TASK BRIEF
The entries below should be transcribed in their entirety, exactly as written.

>> begin

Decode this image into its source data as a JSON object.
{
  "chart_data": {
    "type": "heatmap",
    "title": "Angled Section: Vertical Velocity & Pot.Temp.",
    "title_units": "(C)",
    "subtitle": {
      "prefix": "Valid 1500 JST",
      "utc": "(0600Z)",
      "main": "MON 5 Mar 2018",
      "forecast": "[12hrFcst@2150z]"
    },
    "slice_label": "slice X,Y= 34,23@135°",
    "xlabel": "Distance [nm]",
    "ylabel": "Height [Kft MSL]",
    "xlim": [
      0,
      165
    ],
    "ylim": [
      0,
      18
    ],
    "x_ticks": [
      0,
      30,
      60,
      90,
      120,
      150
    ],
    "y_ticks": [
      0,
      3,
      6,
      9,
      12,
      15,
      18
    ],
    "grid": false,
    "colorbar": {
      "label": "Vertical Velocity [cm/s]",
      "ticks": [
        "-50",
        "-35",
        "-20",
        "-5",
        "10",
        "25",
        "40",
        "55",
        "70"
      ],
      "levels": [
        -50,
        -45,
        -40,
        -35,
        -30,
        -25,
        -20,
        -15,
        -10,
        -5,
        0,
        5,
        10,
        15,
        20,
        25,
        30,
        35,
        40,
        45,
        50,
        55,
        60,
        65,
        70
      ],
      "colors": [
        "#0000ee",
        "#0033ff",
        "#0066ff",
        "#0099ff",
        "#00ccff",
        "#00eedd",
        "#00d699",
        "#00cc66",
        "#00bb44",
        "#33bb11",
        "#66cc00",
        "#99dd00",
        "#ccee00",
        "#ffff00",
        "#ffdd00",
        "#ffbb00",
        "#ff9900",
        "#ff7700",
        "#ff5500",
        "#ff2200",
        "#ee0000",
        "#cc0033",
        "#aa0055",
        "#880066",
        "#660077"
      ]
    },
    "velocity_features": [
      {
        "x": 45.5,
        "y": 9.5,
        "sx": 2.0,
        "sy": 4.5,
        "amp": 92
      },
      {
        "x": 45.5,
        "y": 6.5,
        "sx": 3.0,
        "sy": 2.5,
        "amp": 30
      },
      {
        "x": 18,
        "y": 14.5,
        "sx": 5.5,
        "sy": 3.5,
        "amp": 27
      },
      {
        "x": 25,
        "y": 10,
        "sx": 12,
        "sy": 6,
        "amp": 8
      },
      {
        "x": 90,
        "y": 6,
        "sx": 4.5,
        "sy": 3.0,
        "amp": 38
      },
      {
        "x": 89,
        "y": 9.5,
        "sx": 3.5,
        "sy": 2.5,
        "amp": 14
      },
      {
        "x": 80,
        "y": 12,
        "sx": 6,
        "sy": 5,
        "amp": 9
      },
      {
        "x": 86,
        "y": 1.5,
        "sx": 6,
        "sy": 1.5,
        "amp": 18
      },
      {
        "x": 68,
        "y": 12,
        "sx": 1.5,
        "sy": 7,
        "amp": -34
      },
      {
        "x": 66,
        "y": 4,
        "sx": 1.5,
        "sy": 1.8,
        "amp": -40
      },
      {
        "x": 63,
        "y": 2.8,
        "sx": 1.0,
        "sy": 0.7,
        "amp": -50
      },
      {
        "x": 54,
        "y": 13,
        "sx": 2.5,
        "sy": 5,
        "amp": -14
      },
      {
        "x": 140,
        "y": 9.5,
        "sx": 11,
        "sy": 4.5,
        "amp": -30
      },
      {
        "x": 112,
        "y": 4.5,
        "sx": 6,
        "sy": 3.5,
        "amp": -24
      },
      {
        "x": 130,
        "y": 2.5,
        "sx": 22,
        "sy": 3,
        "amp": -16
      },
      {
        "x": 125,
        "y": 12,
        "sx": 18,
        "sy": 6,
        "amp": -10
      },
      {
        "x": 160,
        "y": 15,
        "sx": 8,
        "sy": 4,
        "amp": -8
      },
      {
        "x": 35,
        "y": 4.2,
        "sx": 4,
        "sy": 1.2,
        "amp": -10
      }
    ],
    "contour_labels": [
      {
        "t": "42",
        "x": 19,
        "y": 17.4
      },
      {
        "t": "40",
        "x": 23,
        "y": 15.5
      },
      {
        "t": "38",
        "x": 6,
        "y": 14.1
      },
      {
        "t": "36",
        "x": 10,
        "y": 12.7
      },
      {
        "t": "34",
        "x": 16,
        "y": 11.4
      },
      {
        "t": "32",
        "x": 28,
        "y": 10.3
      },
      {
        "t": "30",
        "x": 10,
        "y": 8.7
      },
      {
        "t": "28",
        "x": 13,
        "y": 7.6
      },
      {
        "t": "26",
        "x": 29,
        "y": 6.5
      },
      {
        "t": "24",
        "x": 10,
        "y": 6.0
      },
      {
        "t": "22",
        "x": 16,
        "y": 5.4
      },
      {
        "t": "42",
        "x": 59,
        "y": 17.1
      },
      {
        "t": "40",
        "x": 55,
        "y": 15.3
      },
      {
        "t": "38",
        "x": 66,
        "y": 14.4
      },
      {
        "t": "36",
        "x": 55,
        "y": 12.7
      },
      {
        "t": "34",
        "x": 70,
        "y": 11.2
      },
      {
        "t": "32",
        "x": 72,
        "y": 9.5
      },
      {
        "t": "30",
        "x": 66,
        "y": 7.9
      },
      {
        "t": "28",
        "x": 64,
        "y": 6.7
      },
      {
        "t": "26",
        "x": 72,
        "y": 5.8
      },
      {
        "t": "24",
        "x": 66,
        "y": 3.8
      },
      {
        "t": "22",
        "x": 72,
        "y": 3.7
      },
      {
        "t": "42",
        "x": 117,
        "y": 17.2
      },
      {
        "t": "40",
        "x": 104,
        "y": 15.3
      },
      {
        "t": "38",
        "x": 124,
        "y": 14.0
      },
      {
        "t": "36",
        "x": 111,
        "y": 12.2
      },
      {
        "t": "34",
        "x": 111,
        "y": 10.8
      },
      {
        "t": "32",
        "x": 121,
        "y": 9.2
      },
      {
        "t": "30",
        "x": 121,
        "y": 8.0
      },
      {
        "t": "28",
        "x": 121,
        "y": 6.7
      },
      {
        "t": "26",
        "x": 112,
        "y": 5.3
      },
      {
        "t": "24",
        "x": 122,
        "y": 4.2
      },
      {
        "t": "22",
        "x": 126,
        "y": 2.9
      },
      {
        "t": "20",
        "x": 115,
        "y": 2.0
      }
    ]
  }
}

>> end

REPLY
Decode this image into its source data as a JSON object.
{
  "chart_data": {
    "type": "heatmap",
    "title": "Angled Section: Vertical Velocity & Pot.Temp.",
    "title_units": "(C)",
    "subtitle": {
      "prefix": "Valid 1500 JST",
      "utc": "(0600Z)",
      "main": "MON 5 Mar 2018",
      "forecast": "[12hrFcst@2150z]"
    },
    "slice_label": "slice X,Y= 34,23@135°",
    "xlabel": "Distance [nm]",
    "ylabel": "Height [Kft MSL]",
    "xlim": [
      0,
      165
    ],
    "ylim": [
      0,
      18
    ],
    "x_ticks": [
      0,
      30,
      60,
      90,
      120,
      150
    ],
    "y_ticks": [
      0,
      3,
      6,
      9,
      12,
      15,
      18
    ],
    "grid": false,
    "colorbar": {
      "label": "Vertical Velocity [cm/s]",
      "ticks": [
        "-50",
        "-35",
        "-20",
        "-5",
        "10",
        "25",
        "40",
        "55",
        "70"
      ],
      "levels": [
        -50,
        -45,
        -40,
        -35,
        -30,
        -25,
        -20,
        -15,
        -10,
        -5,
        0,
        5,
        10,
        15,
        20,
        25,
        30,
        35,
        40,
        45,
        50,
        55,
        60,
        65,
        70
      ],
      "colors": [
        "#0000ee",
        "#0033ff",
        "#0066ff",
        "#0099ff",
        "#00ccff",
        "#00eedd",
        "#00d699",
        "#00cc66",
        "#00bb44",
        "#33bb11",
        "#66cc00",
        "#99dd00",
        "#ccee00",
        "#ffff00",
        "#ffdd00",
        "#ffbb00",
        "#ff9900",
        "#ff7700",
        "#ff5500",
        "#ff2200",
        "#ee0000",
        "#cc0033",
        "#aa0055",
        "#880066",
        "#660077"
      ]
    },
    "velocity_features": [
      {
        "x": 45.5,
        "y": 9.5,
        "sx": 2.0,
        "sy": 4.5,
        "amp": 92
      },
      {
        "x": 45.5,
        "y": 6.5,
        "sx": 3.0,
        "sy": 2.5,
        "amp": 30
      },
      {
        "x": 18,
        "y": 14.5,
        "sx": 5.5,
        "sy": 3.5,
        "amp": 27
      },
      {
        "x": 25,
        "y": 10,
        "sx": 12,
        "sy": 6,
        "amp": 8
      },
      {
        "x": 90,
        "y": 6,
        "sx": 4.5,
        "sy": 3.0,
        "amp": 38
      },
      {
        "x": 89,
        "y": 9.5,
        "sx": 3.5,
        "sy": 2.5,
        "amp": 14
      },
      {
        "x": 80,
        "y": 12,
        "sx": 6,
        "sy": 5,
        "amp": 9
      },
      {
        "x": 86,
        "y": 1.5,
        "sx": 6,
        "sy": 1.5,
        "amp": 18
      },
      {
        "x": 68,
        "y": 12,
        "sx": 1.5,
        "sy": 7,
        "amp": -34
      },
      {
        "x": 66,
        "y": 4,
        "sx": 1.5,
        "sy": 1.8,
        "amp": -40
      },
      {
        "x": 63,
        "y": 2.8,
        "sx": 1.0,
        "sy": 0.7,
        "amp": -50
      },
      {
        "x": 54,
        "y": 13,
        "sx": 2.5,
        "sy": 5,
        "amp": -14
      },
      {
        "x": 140,
        "y": 9.5,
        "sx": 11,
        "sy": 4.5,
        "amp": -30
      },
      {
        "x": 112,
        "y": 4.5,
        "sx": 6,
        "sy": 3.5,
        "amp": -24
      },
      {
        "x": 130,
        "y": 2.5,
        "sx": 22,
        "sy": 3,
        "amp": -16
      },
      {
        "x": 125,
        "y": 12,
        "sx": 18,
        "sy": 6,
        "amp": -10
      },
      {
        "x": 160,
        "y": 15,
        "sx": 8,
        "sy": 4,
        "amp": -8
      },
      {
        "x": 35,
        "y": 4.2,
        "sx": 4,
        "sy": 1.2,
        "amp": -10
      }
    ],
    "contour_labels": [
      {
        "t": "42",
        "x": 19,
        "y": 17.4
      },
      {
        "t": "40",
        "x": 23,
        "y": 15.5
      },
      {
        "t": "38",
        "x": 6,
        "y": 14.1
      },
      {
        "t": "36",
        "x": 10,
        "y": 12.7
      },
      {
        "t": "34",
        "x": 16,
        "y": 11.4
      },
      {
        "t": "32",
        "x": 28,
        "y": 10.3
      },
      {
        "t": "30",
        "x": 10,
        "y": 8.7
      },
      {
        "t": "28",
        "x": 13,
        "y": 7.6
      },
      {
        "t": "26",
        "x": 29,
        "y": 6.5
      },
      {
        "t": "24",
        "x": 10,
        "y": 6.0
      },
      {
        "t": "22",
        "x": 16,
        "y": 5.4
      },
      {
        "t": "42",
        "x": 59,
        "y": 17.1
      },
      {
        "t": "40",
        "x": 55,
        "y": 15.3
      },
      {
        "t": "38",
        "x": 66,
        "y": 14.4
      },
      {
        "t": "36",
        "x": 55,
        "y": 12.7
      },
      {
        "t": "34",
        "x": 70,
        "y": 11.2
      },
      {
        "t": "32",
        "x": 72,
        "y": 9.5
      },
      {
        "t": "30",
        "x": 66,
        "y": 7.9
      },
      {
        "t": "28",
        "x": 64,
        "y": 6.7
      },
      {
        "t": "26",
        "x": 72,
        "y": 5.8
      },
      {
        "t": "24",
        "x": 66,
        "y": 3.8
      },
      {
        "t": "22",
        "x": 72,
        "y": 3.7
      },
      {
        "t": "42",
        "x": 117,
        "y": 17.2
      },
      {
        "t": "40",
        "x": 104,
        "y": 15.3
      },
      {
        "t": "38",
        "x": 124,
        "y": 14.0
      },
      {
        "t": "36",
        "x": 111,
        "y": 12.2
      },
      {
        "t": "34",
        "x": 111,
        "y": 10.8
      },
      {
        "t": "32",
        "x": 121,
        "y": 9.2
      },
      {
        "t": "30",
        "x": 121,
        "y": 8.0
      },
      {
        "t": "28",
        "x": 121,
        "y": 6.7
      },
      {
        "t": "26",
        "x": 112,
        "y": 5.3
      },
      {
        "t": "24",
        "x": 122,
        "y": 4.2
      },
      {
        "t": "22",
        "x": 126,
        "y": 2.9
      },
      {
        "t": "20",
        "x": 115,
        "y": 2.0
      }
    ]
  }
}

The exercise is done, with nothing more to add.